### DATA

● ● ● ●

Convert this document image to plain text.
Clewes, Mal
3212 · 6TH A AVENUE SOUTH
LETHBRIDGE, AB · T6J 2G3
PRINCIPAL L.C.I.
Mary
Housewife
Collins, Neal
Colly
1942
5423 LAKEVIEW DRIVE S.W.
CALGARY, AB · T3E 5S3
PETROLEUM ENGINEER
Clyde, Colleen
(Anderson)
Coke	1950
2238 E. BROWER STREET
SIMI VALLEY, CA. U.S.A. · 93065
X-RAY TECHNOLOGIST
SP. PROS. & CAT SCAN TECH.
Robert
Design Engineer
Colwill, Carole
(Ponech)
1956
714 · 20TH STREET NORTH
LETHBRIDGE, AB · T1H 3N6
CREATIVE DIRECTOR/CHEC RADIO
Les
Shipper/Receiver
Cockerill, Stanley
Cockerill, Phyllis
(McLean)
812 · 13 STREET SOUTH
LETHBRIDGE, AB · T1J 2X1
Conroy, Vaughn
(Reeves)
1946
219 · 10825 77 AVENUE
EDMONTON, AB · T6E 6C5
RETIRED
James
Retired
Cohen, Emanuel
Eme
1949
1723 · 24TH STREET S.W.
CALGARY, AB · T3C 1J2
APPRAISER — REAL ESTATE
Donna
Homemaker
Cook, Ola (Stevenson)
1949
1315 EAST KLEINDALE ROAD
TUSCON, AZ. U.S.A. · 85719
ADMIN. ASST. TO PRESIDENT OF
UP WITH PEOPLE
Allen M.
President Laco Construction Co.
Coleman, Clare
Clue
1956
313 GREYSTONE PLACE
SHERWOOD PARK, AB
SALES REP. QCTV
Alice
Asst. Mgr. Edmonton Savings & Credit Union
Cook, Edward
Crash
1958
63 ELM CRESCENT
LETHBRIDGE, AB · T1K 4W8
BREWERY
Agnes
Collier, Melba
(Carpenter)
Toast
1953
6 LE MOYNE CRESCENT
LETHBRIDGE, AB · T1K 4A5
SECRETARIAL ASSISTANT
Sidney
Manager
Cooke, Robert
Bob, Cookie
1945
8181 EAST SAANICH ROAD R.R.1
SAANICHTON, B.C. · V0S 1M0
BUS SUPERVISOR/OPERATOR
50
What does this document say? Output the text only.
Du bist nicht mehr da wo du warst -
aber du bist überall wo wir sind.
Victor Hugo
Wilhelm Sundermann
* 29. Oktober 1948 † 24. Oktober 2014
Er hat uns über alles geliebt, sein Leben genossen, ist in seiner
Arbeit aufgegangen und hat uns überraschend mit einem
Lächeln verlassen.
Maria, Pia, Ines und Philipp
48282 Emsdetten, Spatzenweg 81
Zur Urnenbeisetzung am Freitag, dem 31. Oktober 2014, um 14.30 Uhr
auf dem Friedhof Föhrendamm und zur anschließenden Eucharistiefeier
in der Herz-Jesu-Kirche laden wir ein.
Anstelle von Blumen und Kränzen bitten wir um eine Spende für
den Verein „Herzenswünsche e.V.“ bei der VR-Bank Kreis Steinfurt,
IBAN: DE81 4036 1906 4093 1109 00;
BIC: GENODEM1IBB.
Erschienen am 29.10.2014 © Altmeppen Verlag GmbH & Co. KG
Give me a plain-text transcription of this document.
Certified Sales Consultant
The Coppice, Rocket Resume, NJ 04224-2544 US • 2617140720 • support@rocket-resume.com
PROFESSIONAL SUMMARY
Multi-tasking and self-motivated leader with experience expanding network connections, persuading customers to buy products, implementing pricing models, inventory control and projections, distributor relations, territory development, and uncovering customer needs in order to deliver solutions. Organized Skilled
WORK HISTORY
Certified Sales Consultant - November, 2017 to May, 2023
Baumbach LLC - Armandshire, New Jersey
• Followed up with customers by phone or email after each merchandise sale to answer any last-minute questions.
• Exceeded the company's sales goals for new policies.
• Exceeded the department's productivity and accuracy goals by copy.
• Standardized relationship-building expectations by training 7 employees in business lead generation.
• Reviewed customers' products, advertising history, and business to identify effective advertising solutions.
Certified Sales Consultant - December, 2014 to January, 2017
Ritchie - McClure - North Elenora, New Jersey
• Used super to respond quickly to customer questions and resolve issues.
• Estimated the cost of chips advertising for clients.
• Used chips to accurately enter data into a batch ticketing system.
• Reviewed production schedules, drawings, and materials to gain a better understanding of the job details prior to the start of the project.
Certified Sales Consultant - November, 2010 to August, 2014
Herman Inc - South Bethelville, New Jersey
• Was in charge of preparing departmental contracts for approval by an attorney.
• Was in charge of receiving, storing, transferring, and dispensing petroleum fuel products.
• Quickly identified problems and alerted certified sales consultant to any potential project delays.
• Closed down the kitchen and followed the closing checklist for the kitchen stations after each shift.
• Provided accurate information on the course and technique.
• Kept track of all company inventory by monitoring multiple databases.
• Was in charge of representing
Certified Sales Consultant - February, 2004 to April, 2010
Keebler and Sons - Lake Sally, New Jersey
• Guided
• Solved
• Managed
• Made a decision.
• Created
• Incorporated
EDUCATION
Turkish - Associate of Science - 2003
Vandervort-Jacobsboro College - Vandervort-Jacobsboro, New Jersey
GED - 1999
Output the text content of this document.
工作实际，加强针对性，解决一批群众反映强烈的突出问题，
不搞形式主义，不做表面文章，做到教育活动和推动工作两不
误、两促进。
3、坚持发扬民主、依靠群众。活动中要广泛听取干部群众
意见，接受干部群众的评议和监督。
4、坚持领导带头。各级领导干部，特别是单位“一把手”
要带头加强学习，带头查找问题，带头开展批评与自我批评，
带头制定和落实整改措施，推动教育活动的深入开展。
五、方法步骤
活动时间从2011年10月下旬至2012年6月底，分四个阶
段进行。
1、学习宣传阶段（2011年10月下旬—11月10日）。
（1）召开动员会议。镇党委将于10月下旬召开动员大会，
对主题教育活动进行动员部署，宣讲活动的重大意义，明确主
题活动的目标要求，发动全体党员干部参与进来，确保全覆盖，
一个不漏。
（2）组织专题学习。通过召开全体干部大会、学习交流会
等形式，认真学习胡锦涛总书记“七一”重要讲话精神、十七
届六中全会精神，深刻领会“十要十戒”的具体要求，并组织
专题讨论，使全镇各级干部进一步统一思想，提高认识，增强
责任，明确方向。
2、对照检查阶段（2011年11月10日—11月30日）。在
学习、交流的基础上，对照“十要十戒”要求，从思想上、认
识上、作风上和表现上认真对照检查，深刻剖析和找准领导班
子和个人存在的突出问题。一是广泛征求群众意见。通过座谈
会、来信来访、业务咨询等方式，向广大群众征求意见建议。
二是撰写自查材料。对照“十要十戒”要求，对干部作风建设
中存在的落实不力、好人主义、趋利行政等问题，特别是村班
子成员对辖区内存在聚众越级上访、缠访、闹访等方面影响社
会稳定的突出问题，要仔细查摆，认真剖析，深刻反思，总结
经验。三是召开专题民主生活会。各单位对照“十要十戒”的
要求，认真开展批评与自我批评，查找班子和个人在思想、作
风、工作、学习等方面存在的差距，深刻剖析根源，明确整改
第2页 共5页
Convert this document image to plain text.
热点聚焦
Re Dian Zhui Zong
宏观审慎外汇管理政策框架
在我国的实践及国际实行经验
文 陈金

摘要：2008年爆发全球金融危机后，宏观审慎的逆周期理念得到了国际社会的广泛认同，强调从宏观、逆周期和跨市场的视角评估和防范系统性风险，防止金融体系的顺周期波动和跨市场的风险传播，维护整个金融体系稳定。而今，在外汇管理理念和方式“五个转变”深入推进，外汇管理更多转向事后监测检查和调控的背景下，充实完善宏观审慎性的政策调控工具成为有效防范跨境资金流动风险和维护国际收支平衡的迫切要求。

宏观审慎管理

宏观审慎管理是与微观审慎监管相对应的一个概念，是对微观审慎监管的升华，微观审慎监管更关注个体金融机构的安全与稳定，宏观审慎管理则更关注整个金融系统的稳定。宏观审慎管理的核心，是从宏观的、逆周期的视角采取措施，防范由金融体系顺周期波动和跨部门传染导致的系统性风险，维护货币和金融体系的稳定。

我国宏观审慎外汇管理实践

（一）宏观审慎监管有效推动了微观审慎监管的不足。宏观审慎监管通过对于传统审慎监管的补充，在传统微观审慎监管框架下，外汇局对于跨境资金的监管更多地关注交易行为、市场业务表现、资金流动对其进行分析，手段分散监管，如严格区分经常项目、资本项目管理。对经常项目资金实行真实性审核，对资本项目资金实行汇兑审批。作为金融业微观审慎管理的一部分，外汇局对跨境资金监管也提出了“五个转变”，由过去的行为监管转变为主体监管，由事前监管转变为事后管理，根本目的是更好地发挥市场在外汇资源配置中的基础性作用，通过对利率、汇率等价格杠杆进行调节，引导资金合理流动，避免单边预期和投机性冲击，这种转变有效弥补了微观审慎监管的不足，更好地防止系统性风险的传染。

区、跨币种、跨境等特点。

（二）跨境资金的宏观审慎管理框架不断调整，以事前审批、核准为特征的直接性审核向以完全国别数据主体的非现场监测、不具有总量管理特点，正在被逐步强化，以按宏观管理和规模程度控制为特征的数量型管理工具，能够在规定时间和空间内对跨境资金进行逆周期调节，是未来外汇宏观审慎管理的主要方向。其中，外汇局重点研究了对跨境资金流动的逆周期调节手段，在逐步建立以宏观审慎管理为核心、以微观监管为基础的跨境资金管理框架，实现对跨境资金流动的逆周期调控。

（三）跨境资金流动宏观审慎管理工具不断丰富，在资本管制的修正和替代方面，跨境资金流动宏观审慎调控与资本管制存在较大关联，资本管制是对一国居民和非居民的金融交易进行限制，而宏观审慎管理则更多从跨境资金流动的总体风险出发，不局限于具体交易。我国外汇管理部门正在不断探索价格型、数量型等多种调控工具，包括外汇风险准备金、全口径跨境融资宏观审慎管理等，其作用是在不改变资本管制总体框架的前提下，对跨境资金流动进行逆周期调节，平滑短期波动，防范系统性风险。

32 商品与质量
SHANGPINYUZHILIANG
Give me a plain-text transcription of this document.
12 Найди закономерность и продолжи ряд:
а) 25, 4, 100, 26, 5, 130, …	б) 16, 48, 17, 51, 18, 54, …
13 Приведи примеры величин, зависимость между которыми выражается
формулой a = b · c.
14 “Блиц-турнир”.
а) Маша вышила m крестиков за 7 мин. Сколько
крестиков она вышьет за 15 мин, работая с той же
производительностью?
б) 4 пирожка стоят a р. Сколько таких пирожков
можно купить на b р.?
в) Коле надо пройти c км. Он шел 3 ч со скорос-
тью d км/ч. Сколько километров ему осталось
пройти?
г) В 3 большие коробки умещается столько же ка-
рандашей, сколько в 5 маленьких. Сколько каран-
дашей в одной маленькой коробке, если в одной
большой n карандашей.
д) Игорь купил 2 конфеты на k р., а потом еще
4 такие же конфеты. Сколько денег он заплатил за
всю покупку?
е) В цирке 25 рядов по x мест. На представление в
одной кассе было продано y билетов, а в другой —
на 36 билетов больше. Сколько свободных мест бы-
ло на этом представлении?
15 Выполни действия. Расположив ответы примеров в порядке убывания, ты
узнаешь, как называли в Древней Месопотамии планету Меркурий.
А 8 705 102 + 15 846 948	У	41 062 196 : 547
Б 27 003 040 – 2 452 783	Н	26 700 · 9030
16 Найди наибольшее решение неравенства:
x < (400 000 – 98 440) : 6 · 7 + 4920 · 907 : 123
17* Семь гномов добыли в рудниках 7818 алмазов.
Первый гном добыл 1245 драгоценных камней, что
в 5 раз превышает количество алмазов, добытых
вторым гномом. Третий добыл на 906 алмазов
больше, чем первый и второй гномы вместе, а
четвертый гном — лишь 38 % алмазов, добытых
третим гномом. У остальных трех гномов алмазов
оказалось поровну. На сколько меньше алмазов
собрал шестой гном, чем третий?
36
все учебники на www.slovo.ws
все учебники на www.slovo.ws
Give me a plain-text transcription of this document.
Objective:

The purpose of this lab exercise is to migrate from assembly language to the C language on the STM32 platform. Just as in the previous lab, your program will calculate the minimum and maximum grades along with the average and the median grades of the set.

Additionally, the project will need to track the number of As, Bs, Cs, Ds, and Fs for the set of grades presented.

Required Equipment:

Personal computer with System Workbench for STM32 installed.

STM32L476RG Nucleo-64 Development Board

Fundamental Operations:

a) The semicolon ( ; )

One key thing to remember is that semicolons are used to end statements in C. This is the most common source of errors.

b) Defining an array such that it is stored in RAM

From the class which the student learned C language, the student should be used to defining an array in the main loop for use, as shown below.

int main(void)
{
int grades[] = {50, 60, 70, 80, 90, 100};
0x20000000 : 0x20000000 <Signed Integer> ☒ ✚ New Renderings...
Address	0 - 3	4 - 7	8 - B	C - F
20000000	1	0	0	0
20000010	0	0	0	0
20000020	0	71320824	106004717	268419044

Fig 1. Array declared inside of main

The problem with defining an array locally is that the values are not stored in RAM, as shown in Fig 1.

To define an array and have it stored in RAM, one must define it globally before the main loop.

● ● ● ●

### EXERCISE GOAL
Using the records above, find and show each line with the string "bist".

### SOLUTION FOR THIS TASK
Du bist nicht mehr da wo du warst -
aber du bist überall wo wir sind.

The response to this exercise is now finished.